## START Task data
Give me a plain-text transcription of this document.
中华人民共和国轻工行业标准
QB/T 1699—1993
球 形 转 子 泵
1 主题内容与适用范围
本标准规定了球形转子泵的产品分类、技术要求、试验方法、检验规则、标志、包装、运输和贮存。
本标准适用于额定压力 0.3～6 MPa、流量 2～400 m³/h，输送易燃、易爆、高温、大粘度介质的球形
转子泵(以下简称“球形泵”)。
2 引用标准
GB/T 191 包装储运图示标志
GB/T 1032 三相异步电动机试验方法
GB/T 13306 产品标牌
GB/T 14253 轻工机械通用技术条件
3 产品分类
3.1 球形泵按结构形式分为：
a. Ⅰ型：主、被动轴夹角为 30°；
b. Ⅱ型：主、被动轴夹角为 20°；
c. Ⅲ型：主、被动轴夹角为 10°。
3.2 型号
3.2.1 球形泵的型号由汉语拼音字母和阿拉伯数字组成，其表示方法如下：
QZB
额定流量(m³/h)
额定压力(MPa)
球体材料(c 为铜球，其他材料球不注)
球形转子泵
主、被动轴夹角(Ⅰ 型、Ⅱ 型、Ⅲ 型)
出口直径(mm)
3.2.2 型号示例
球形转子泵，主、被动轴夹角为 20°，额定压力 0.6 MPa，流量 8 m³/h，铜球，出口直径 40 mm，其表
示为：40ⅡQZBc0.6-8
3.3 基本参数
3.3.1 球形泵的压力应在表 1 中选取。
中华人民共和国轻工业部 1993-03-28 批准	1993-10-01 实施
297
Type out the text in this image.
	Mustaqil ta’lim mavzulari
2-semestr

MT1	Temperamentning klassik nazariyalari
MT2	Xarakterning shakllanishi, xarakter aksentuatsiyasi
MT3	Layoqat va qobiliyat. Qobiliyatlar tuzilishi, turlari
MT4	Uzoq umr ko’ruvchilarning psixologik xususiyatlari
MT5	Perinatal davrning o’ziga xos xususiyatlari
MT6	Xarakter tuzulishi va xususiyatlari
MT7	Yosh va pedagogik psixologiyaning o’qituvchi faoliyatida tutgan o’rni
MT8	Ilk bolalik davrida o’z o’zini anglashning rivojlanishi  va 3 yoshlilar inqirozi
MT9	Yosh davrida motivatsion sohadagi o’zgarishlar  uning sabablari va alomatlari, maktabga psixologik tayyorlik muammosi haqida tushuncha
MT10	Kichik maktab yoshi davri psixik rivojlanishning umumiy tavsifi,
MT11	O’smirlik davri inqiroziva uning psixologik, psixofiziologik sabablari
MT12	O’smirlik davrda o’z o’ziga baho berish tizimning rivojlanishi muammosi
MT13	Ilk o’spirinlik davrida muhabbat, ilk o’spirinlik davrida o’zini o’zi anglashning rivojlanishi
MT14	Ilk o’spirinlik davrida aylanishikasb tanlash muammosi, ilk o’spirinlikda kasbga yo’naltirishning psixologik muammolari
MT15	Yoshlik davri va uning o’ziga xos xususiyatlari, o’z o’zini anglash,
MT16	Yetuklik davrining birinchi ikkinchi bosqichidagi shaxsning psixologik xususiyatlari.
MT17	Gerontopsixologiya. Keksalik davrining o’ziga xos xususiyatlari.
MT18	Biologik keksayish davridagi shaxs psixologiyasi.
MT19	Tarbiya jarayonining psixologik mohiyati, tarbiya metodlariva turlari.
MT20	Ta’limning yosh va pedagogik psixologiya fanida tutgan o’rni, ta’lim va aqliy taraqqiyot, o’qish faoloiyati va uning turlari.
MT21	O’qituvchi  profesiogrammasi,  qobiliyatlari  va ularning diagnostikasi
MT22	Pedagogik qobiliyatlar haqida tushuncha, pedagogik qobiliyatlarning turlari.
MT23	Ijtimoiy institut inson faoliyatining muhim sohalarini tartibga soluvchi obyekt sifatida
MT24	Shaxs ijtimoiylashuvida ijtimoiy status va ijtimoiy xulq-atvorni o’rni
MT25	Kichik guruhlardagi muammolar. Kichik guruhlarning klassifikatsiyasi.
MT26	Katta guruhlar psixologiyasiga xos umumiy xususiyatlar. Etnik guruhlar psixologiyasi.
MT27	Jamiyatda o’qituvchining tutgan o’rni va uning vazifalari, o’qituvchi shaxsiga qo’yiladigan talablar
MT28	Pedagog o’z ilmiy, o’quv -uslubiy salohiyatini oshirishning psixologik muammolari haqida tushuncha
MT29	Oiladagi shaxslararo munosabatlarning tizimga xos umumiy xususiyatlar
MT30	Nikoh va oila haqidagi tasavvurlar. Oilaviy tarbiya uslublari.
## END Task data
§ Short exercise
Only a number is wanted: how many lines of the data above contain "tarbiya"?

§ Right answer
2